- What to produce -
State how many lines include "color", giving the number by itself.

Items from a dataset
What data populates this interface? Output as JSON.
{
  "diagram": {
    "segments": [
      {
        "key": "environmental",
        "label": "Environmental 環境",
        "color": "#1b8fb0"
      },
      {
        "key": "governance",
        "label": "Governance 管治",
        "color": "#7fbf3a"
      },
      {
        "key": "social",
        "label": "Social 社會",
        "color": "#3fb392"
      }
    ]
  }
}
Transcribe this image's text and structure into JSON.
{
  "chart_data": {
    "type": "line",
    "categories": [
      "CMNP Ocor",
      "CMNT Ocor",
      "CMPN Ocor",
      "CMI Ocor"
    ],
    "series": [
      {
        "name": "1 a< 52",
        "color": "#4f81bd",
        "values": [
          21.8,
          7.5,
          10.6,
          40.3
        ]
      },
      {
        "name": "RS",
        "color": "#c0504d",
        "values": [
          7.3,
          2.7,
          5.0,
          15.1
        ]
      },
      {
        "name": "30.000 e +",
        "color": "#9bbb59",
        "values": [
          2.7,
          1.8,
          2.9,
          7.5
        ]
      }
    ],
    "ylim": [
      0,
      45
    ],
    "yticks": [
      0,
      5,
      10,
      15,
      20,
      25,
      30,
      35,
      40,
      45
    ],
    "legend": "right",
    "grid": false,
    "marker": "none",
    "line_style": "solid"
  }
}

- Response for this exercise -
6